[[ INFORMATION PROVIDED open ]]

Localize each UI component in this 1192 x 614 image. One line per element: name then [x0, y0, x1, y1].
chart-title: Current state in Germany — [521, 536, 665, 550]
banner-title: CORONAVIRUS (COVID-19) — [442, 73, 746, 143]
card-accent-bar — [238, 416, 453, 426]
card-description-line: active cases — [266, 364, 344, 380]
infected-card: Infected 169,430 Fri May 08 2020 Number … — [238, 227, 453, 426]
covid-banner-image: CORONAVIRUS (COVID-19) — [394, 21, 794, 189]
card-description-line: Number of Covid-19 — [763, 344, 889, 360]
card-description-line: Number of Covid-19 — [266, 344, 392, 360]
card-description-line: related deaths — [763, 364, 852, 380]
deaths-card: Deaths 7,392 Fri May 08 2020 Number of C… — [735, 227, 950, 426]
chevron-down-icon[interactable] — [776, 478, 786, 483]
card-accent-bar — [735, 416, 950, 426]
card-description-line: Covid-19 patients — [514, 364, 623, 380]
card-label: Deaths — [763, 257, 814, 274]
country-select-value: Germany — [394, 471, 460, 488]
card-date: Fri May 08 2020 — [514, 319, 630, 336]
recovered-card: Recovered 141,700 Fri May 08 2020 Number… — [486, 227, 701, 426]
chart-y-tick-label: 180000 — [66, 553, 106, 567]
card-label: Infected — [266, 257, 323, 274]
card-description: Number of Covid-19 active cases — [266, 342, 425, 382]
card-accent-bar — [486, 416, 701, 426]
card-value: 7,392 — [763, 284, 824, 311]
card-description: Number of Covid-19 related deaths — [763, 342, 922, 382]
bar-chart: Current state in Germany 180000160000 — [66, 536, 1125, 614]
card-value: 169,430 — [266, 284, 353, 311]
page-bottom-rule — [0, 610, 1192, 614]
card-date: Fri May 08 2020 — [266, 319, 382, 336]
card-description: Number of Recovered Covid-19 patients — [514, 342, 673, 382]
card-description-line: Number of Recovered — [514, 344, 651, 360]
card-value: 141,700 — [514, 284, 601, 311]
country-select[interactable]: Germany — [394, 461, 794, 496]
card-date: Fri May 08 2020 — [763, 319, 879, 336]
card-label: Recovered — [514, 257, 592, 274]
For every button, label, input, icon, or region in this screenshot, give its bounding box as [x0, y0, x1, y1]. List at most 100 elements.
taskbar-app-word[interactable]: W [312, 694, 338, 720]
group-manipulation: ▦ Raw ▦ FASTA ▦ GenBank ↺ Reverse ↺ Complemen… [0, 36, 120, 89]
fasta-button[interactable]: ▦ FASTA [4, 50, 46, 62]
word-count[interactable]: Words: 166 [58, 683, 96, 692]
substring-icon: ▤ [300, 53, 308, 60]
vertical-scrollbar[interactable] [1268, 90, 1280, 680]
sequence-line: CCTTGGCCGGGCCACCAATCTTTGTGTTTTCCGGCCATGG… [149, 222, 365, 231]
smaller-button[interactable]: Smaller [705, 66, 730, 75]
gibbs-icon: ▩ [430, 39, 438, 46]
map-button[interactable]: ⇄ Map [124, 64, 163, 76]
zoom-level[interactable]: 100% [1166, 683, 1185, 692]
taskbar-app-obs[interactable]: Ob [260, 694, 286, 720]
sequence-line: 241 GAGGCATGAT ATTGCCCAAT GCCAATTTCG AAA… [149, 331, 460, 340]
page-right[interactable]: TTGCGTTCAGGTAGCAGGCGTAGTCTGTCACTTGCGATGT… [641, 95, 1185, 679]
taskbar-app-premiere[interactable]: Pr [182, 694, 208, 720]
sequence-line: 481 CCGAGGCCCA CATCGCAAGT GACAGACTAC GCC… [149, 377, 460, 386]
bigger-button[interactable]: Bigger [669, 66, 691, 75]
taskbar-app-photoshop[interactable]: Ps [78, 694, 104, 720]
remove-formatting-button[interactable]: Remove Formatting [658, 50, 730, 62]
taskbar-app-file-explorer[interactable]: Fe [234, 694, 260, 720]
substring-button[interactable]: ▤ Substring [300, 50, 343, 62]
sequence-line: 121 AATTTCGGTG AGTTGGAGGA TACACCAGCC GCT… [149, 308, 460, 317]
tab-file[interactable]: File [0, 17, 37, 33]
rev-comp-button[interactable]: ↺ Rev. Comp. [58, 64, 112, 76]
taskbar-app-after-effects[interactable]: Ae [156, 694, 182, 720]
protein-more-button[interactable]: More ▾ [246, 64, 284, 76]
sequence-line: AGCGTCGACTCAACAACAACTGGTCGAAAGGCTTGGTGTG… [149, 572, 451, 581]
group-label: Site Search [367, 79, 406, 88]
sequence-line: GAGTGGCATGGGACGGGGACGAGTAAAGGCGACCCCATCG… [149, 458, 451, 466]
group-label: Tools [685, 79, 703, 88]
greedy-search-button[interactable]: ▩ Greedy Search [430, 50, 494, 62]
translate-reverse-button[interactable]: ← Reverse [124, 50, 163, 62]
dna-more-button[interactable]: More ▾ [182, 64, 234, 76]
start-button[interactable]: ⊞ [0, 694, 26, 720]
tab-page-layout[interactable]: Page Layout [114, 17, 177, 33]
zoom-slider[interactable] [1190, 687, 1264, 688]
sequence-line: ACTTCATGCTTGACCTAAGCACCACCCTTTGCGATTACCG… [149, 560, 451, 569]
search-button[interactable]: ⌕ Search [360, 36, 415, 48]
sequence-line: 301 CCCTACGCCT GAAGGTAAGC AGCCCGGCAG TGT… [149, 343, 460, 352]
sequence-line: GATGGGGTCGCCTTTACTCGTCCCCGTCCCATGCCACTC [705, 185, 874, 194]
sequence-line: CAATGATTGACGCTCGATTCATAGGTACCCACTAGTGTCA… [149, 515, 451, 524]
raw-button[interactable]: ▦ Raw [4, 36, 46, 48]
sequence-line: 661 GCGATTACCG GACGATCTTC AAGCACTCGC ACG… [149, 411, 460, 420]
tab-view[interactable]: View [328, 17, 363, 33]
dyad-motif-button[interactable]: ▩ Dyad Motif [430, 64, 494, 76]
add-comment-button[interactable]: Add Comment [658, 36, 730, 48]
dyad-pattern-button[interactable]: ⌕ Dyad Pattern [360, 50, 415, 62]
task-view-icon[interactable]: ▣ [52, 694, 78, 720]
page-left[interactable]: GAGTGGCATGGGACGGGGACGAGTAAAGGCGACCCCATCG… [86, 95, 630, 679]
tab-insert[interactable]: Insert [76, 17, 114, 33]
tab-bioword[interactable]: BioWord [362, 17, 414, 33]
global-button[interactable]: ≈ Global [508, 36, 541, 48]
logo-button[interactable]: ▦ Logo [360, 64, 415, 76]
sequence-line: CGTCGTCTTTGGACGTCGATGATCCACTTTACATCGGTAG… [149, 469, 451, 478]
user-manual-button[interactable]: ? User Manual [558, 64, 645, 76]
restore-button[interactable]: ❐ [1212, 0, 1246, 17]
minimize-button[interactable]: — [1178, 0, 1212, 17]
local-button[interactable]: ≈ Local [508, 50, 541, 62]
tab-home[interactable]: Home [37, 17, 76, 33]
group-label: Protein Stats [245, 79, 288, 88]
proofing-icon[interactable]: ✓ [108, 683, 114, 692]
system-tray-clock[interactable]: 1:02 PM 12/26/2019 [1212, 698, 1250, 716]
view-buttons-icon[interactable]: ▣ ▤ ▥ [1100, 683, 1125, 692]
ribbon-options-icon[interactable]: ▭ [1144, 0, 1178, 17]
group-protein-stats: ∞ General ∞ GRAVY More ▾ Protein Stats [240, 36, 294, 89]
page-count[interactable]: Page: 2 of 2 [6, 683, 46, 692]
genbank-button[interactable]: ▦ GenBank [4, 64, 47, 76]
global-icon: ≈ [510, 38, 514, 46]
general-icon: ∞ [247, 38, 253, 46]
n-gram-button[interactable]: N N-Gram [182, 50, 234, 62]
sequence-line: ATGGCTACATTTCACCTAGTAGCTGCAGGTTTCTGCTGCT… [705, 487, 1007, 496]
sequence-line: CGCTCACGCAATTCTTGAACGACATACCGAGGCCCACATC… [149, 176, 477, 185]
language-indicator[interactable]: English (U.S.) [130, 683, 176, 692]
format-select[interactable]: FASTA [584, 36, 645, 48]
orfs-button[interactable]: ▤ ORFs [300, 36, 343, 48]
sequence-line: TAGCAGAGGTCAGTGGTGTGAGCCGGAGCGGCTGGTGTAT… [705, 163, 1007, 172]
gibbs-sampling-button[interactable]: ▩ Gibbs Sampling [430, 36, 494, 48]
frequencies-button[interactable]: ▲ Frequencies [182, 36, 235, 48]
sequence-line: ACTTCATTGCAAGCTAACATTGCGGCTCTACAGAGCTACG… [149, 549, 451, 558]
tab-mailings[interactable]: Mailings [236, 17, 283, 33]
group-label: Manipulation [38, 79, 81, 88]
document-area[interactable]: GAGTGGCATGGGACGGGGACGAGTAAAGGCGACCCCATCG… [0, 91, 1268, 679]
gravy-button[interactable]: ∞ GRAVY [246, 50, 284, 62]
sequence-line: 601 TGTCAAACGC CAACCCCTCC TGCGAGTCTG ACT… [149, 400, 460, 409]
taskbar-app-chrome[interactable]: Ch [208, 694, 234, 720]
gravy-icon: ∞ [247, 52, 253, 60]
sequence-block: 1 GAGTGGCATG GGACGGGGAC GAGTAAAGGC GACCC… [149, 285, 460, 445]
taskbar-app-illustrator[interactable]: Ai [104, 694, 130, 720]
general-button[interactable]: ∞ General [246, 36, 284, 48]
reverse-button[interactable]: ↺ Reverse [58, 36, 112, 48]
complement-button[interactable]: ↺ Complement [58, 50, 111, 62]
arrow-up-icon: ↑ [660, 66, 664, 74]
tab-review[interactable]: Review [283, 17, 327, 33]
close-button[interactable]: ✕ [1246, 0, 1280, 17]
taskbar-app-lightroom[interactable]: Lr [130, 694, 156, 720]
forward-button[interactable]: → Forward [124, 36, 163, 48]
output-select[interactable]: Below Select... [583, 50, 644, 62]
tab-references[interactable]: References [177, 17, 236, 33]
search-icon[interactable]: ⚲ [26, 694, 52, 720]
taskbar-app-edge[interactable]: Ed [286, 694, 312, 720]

[[ INFORMATION PROVIDED closed ]]

WHAT THE TASK ASKS
Extract every line above containing the word "Recovered".

ANSWER BELOW
recovered-card: Recovered 141,700 Fri May 08 2020 Number… — [486, 227, 701, 426]
card-description: Number of Recovered Covid-19 patients — [514, 342, 673, 382]
card-description-line: Number of Recovered — [514, 344, 651, 360]
card-label: Recovered — [514, 257, 592, 274]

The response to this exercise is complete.